» Stated problem
Search the records for "manfaat" and copy each line that holds it.

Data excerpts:
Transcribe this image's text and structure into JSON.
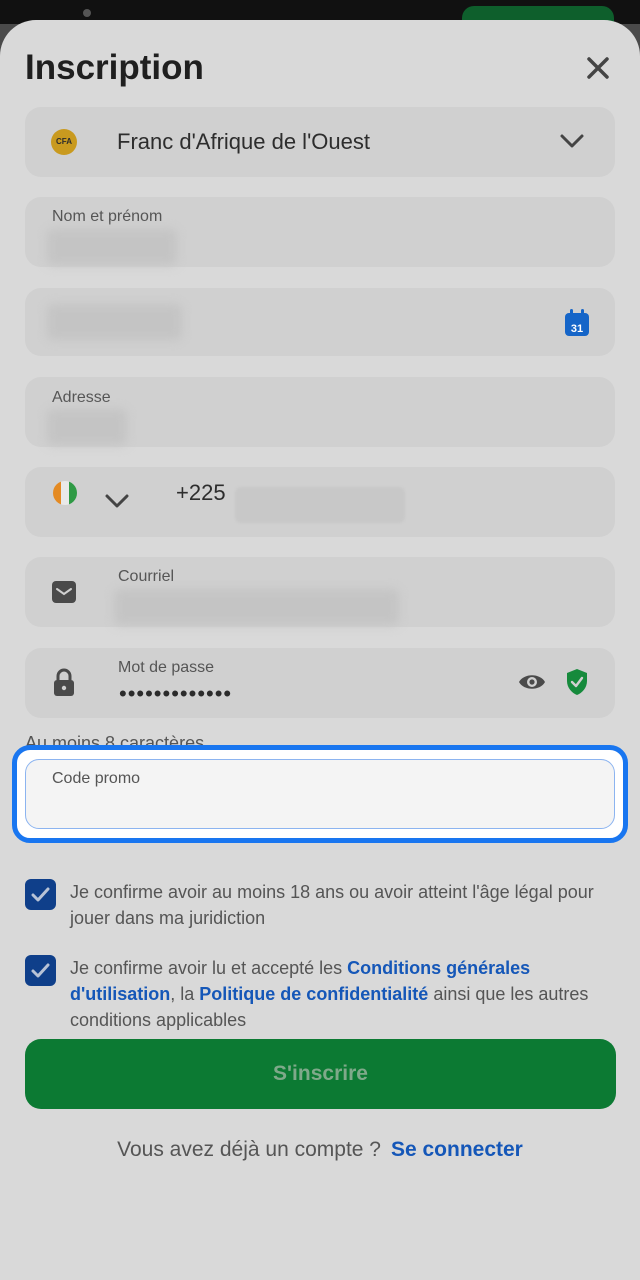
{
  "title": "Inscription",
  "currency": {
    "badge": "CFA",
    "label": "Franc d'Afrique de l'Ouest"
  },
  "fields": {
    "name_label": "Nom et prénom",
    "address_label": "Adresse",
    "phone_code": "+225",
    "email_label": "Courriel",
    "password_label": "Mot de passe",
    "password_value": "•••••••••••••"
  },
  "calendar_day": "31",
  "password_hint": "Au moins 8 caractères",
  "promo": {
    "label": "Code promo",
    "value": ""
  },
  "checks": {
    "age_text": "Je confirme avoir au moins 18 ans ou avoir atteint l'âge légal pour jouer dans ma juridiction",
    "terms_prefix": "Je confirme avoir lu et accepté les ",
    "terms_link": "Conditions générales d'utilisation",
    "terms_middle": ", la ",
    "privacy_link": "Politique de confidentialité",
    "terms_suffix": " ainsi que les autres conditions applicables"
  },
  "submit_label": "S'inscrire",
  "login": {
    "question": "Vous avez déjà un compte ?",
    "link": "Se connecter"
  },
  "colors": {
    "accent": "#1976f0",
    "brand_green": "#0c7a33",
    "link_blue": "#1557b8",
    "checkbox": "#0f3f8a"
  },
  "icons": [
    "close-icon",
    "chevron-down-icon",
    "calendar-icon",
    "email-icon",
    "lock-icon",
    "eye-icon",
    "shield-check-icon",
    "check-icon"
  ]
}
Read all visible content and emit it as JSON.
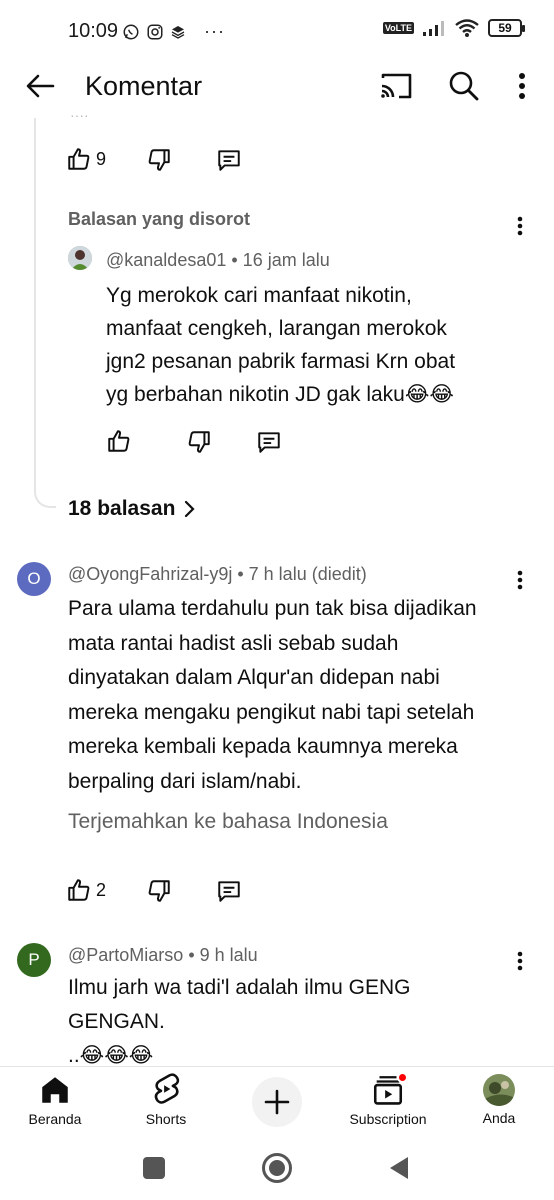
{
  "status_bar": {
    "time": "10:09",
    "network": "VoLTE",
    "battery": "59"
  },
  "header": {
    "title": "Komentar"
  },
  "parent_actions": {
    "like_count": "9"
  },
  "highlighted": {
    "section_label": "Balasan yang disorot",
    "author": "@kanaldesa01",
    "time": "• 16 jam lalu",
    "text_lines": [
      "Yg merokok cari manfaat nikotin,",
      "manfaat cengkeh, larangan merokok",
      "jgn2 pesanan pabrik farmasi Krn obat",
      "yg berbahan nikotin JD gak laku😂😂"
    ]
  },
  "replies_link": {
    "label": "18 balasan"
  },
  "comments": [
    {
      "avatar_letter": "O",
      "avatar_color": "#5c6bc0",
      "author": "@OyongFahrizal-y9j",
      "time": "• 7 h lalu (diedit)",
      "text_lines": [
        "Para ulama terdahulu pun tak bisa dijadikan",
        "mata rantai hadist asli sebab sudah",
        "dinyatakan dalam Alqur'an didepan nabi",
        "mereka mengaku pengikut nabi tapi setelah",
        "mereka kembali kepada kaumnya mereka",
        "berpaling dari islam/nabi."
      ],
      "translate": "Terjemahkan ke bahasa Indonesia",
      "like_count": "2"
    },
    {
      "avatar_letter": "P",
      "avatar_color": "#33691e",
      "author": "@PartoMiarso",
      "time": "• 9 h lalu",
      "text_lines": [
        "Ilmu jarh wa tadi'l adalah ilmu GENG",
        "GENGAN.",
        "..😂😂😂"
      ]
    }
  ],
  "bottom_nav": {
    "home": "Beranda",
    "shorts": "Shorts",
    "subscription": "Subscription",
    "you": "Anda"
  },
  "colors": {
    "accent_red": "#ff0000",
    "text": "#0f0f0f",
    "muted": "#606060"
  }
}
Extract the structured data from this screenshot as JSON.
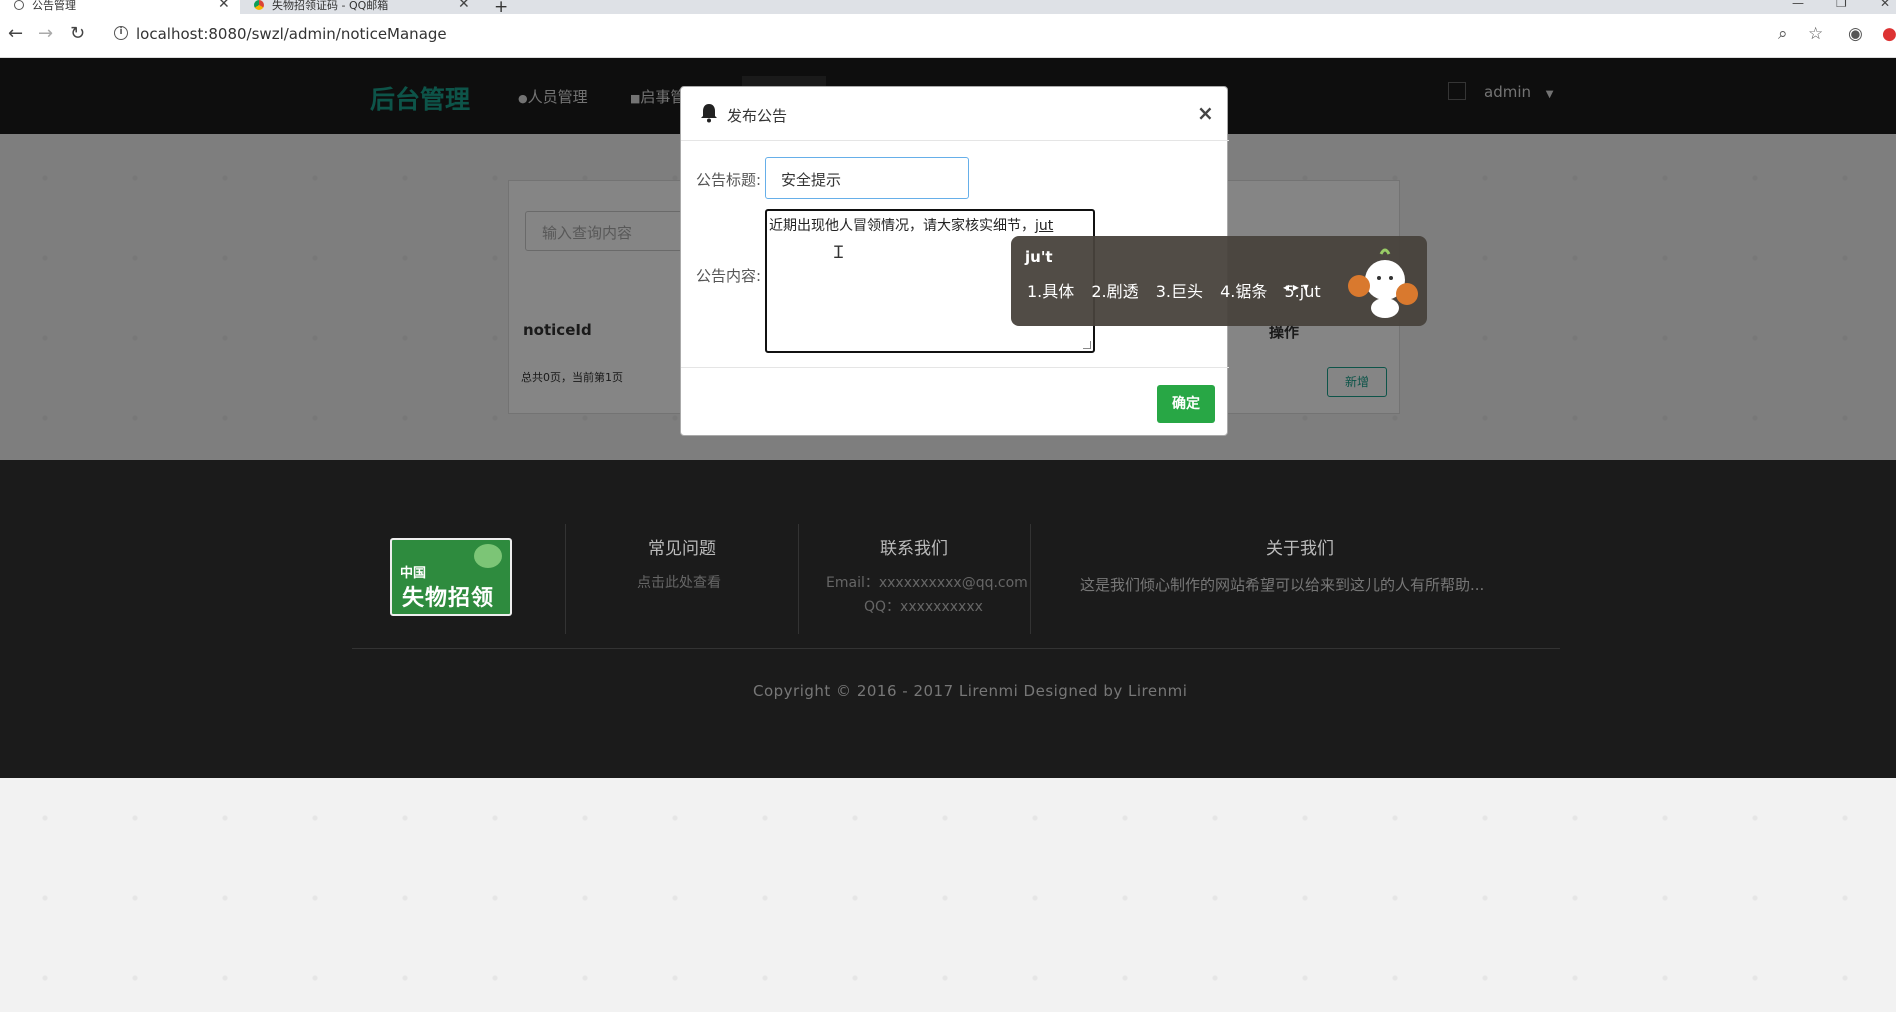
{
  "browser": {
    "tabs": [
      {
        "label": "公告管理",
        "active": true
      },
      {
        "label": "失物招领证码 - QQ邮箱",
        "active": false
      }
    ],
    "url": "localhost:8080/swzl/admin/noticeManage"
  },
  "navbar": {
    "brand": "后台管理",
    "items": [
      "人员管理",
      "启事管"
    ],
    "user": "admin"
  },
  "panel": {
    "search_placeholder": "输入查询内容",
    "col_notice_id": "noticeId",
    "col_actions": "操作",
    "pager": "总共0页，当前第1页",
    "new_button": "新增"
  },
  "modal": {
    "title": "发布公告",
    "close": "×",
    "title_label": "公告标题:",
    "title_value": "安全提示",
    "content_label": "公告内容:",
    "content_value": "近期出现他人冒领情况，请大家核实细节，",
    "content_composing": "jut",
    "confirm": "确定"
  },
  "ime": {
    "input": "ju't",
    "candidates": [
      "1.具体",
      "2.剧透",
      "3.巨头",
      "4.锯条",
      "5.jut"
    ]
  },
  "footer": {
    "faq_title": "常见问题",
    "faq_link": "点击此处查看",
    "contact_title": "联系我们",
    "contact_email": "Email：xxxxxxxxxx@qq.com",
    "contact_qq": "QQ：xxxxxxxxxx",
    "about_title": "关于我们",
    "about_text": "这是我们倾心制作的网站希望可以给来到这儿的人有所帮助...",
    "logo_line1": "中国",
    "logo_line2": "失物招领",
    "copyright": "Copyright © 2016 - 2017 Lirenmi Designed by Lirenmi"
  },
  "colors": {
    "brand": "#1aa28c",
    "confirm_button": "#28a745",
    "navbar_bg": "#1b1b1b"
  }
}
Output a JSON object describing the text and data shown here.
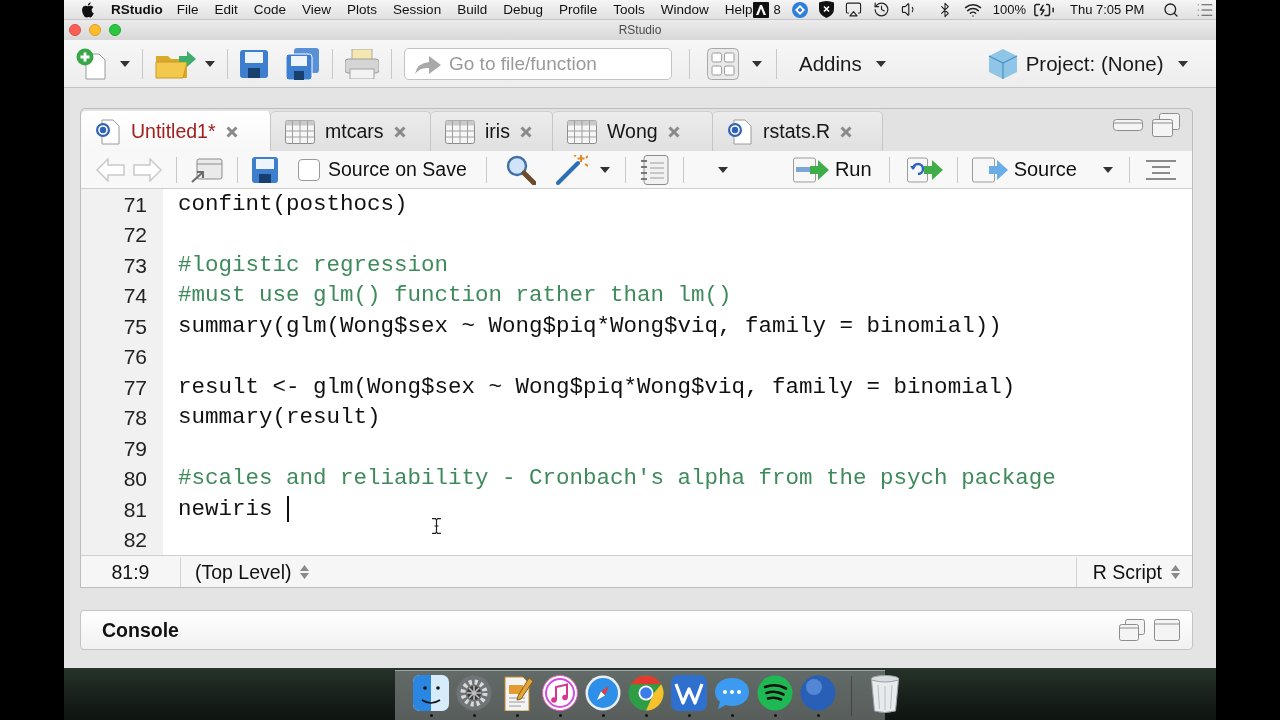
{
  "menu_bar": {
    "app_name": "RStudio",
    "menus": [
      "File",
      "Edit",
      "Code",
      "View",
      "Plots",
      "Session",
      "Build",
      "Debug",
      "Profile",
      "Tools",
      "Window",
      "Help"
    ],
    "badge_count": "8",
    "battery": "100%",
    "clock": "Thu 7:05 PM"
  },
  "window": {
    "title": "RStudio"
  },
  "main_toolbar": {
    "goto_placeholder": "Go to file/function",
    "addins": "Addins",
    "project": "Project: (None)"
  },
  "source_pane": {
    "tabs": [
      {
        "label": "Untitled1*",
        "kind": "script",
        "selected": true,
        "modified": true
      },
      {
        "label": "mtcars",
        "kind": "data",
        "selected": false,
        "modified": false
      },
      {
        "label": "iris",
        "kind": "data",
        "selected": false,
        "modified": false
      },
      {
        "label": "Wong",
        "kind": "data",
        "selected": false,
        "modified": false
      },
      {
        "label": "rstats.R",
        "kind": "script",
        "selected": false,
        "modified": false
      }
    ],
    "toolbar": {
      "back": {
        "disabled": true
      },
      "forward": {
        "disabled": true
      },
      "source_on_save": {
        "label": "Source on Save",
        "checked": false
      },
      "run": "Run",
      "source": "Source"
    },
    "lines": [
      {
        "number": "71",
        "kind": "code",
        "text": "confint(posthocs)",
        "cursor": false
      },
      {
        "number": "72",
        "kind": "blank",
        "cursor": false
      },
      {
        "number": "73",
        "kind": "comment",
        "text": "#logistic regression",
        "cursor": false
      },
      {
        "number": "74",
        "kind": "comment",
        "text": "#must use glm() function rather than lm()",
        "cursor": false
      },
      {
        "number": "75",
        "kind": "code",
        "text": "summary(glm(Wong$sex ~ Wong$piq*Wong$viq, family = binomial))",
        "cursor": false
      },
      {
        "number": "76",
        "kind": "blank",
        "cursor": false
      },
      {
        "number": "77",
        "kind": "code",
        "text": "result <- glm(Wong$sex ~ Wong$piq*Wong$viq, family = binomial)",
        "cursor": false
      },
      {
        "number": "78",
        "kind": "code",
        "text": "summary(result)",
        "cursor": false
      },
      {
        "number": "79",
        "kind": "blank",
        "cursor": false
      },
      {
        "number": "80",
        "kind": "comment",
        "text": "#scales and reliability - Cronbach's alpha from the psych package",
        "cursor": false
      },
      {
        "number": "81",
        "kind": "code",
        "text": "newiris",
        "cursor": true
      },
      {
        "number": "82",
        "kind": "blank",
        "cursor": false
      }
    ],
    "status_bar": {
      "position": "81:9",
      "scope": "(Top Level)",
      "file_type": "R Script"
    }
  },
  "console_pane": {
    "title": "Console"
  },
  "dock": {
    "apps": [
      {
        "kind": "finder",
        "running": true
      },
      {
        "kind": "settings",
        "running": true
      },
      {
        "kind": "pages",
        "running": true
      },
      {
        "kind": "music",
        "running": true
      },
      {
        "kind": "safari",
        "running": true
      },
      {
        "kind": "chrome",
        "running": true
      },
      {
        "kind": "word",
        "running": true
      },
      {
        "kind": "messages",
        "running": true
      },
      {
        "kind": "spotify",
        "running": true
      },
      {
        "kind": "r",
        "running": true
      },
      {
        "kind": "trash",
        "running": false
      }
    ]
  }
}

» Solution for this task
      "Yg merokok cari manfaat nikotin,",
      "manfaat cengkeh, larangan merokok",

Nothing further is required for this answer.